### RAW RECORDS
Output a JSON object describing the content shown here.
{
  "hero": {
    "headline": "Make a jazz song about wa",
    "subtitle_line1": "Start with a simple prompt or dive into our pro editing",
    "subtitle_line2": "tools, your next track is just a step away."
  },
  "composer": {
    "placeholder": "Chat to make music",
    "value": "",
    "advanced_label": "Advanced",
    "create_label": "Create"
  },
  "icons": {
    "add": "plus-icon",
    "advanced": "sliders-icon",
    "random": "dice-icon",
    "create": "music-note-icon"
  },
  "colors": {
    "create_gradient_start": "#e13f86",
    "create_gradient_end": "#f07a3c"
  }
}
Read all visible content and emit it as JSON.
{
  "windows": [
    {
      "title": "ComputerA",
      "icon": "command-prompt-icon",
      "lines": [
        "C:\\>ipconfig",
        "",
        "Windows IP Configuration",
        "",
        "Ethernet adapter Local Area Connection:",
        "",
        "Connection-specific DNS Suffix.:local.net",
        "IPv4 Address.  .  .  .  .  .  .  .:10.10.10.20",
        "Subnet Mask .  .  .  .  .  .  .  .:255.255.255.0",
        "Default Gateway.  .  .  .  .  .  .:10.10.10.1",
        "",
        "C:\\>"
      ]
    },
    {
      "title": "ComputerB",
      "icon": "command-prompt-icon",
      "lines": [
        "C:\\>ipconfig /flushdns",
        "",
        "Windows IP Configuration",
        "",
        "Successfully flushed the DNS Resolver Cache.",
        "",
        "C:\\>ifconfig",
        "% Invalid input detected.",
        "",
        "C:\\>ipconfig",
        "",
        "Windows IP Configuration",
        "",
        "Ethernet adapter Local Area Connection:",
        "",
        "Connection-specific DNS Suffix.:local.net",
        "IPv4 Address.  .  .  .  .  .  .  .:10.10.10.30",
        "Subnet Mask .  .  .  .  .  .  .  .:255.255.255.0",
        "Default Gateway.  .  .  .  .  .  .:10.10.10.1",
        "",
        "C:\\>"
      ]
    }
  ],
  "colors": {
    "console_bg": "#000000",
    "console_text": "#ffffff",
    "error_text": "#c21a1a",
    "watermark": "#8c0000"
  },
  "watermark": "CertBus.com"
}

### TASK STATEMENT
Using the data above, repeat every line exactly.

### OUTPUT OF THE EXERCISE
Output a JSON object describing the content shown here.
{
  "hero": {
    "headline": "Make a jazz song about wa",
    "subtitle_line1": "Start with a simple prompt or dive into our pro editing",
    "subtitle_line2": "tools, your next track is just a step away."
  },
  "composer": {
    "placeholder": "Chat to make music",
    "value": "",
    "advanced_label": "Advanced",
    "create_label": "Create"
  },
  "icons": {
    "add": "plus-icon",
    "advanced": "sliders-icon",
    "random": "dice-icon",
    "create": "music-note-icon"
  },
  "colors": {
    "create_gradient_start": "#e13f86",
    "create_gradient_end": "#f07a3c"
  }
}
Read all visible content and emit it as JSON.
{
  "windows": [
    {
      "title": "ComputerA",
      "icon": "command-prompt-icon",
      "lines": [
        "C:\\>ipconfig",
        "",
        "Windows IP Configuration",
        "",
        "Ethernet adapter Local Area Connection:",
        "",
        "Connection-specific DNS Suffix.:local.net",
        "IPv4 Address.  .  .  .  .  .  .  .:10.10.10.20",
        "Subnet Mask .  .  .  .  .  .  .  .:255.255.255.0",
        "Default Gateway.  .  .  .  .  .  .:10.10.10.1",
        "",
        "C:\\>"
      ]
    },
    {
      "title": "ComputerB",
      "icon": "command-prompt-icon",
      "lines": [
        "C:\\>ipconfig /flushdns",
        "",
        "Windows IP Configuration",
        "",
        "Successfully flushed the DNS Resolver Cache.",
        "",
        "C:\\>ifconfig",
        "% Invalid input detected.",
        "",
        "C:\\>ipconfig",
        "",
        "Windows IP Configuration",
        "",
        "Ethernet adapter Local Area Connection:",
        "",
        "Connection-specific DNS Suffix.:local.net",
        "IPv4 Address.  .  .  .  .  .  .  .:10.10.10.30",
        "Subnet Mask .  .  .  .  .  .  .  .:255.255.255.0",
        "Default Gateway.  .  .  .  .  .  .:10.10.10.1",
        "",
        "C:\\>"
      ]
    }
  ],
  "colors": {
    "console_bg": "#000000",
    "console_text": "#ffffff",
    "error_text": "#c21a1a",
    "watermark": "#8c0000"
  },
  "watermark": "CertBus.com"
}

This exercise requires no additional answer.